Raw records:

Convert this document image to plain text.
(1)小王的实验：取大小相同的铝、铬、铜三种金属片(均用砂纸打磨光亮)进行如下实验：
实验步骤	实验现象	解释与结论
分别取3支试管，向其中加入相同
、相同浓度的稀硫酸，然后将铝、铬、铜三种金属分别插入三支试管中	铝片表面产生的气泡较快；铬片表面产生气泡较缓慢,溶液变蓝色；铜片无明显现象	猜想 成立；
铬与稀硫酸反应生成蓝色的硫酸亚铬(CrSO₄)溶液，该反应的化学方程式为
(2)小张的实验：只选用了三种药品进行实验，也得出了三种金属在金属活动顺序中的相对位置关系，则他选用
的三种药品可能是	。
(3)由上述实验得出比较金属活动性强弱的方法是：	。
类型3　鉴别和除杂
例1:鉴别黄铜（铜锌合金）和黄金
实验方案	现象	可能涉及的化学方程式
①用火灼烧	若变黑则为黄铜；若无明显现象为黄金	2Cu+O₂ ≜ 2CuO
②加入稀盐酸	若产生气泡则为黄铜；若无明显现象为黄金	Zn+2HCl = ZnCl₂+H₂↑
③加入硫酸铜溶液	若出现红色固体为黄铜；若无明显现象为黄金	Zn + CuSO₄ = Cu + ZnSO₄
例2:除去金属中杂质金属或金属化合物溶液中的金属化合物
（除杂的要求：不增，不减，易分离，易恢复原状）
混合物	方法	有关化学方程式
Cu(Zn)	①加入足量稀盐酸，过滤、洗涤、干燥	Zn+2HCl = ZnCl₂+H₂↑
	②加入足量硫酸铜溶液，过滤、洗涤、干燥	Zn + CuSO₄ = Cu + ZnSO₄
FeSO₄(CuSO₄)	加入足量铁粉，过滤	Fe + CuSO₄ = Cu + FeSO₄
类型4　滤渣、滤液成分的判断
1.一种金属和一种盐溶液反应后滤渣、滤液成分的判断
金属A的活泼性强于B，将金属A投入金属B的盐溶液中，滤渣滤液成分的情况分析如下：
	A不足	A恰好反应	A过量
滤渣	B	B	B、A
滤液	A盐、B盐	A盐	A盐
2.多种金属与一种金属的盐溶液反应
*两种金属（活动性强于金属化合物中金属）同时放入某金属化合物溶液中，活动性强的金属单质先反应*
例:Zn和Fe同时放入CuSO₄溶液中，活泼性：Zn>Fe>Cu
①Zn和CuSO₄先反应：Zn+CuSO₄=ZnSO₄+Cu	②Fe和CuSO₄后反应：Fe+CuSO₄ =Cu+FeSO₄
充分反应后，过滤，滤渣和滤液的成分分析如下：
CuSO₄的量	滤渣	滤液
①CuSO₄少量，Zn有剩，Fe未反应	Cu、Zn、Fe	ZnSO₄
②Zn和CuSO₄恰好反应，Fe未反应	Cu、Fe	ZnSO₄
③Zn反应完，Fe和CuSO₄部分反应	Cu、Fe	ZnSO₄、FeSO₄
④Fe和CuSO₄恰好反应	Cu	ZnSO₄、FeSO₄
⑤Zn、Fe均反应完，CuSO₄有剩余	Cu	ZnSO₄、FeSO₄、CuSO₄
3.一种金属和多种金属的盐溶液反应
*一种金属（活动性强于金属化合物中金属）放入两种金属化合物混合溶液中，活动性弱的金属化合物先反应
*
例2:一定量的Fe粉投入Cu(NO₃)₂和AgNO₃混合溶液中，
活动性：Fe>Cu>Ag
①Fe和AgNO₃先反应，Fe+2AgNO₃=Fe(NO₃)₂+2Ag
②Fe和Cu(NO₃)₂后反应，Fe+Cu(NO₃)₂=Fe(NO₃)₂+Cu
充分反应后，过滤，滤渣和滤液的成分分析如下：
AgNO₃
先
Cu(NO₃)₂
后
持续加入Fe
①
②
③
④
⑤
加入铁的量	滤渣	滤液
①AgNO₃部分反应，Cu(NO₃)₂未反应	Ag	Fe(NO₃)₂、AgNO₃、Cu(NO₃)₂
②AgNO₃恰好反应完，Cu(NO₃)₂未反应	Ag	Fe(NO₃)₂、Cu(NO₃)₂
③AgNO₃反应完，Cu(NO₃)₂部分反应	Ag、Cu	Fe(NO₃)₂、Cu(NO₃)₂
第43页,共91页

Task goal: Would you restate each of the entries word for word?

Exercise response:
Convert this document image to plain text.
(1)小王的实验：取大小相同的铝、铬、铜三种金属片(均用砂纸打磨光亮)进行如下实验：
实验步骤	实验现象	解释与结论
分别取3支试管，向其中加入相同
、相同浓度的稀硫酸，然后将铝、铬、铜三种金属分别插入三支试管中	铝片表面产生的气泡较快；铬片表面产生气泡较缓慢,溶液变蓝色；铜片无明显现象	猜想 成立；
铬与稀硫酸反应生成蓝色的硫酸亚铬(CrSO₄)溶液，该反应的化学方程式为
(2)小张的实验：只选用了三种药品进行实验，也得出了三种金属在金属活动顺序中的相对位置关系，则他选用
的三种药品可能是	。
(3)由上述实验得出比较金属活动性强弱的方法是：	。
类型3　鉴别和除杂
例1:鉴别黄铜（铜锌合金）和黄金
实验方案	现象	可能涉及的化学方程式
①用火灼烧	若变黑则为黄铜；若无明显现象为黄金	2Cu+O₂ ≜ 2CuO
②加入稀盐酸	若产生气泡则为黄铜；若无明显现象为黄金	Zn+2HCl = ZnCl₂+H₂↑
③加入硫酸铜溶液	若出现红色固体为黄铜；若无明显现象为黄金	Zn + CuSO₄ = Cu + ZnSO₄
例2:除去金属中杂质金属或金属化合物溶液中的金属化合物
（除杂的要求：不增，不减，易分离，易恢复原状）
混合物	方法	有关化学方程式
Cu(Zn)	①加入足量稀盐酸，过滤、洗涤、干燥	Zn+2HCl = ZnCl₂+H₂↑
	②加入足量硫酸铜溶液，过滤、洗涤、干燥	Zn + CuSO₄ = Cu + ZnSO₄
FeSO₄(CuSO₄)	加入足量铁粉，过滤	Fe + CuSO₄ = Cu + FeSO₄
类型4　滤渣、滤液成分的判断
1.一种金属和一种盐溶液反应后滤渣、滤液成分的判断
金属A的活泼性强于B，将金属A投入金属B的盐溶液中，滤渣滤液成分的情况分析如下：
	A不足	A恰好反应	A过量
滤渣	B	B	B、A
滤液	A盐、B盐	A盐	A盐
2.多种金属与一种金属的盐溶液反应
*两种金属（活动性强于金属化合物中金属）同时放入某金属化合物溶液中，活动性强的金属单质先反应*
例:Zn和Fe同时放入CuSO₄溶液中，活泼性：Zn>Fe>Cu
①Zn和CuSO₄先反应：Zn+CuSO₄=ZnSO₄+Cu	②Fe和CuSO₄后反应：Fe+CuSO₄ =Cu+FeSO₄
充分反应后，过滤，滤渣和滤液的成分分析如下：
CuSO₄的量	滤渣	滤液
①CuSO₄少量，Zn有剩，Fe未反应	Cu、Zn、Fe	ZnSO₄
②Zn和CuSO₄恰好反应，Fe未反应	Cu、Fe	ZnSO₄
③Zn反应完，Fe和CuSO₄部分反应	Cu、Fe	ZnSO₄、FeSO₄
④Fe和CuSO₄恰好反应	Cu	ZnSO₄、FeSO₄
⑤Zn、Fe均反应完，CuSO₄有剩余	Cu	ZnSO₄、FeSO₄、CuSO₄
3.一种金属和多种金属的盐溶液反应
*一种金属（活动性强于金属化合物中金属）放入两种金属化合物混合溶液中，活动性弱的金属化合物先反应
*
例2:一定量的Fe粉投入Cu(NO₃)₂和AgNO₃混合溶液中，
活动性：Fe>Cu>Ag
①Fe和AgNO₃先反应，Fe+2AgNO₃=Fe(NO₃)₂+2Ag
②Fe和Cu(NO₃)₂后反应，Fe+Cu(NO₃)₂=Fe(NO₃)₂+Cu
充分反应后，过滤，滤渣和滤液的成分分析如下：
AgNO₃
先
Cu(NO₃)₂
后
持续加入Fe
①
②
③
④
⑤
加入铁的量	滤渣	滤液
①AgNO₃部分反应，Cu(NO₃)₂未反应	Ag	Fe(NO₃)₂、AgNO₃、Cu(NO₃)₂
②AgNO₃恰好反应完，Cu(NO₃)₂未反应	Ag	Fe(NO₃)₂、Cu(NO₃)₂
③AgNO₃反应完，Cu(NO₃)₂部分反应	Ag、Cu	Fe(NO₃)₂、Cu(NO₃)₂
第43页,共91页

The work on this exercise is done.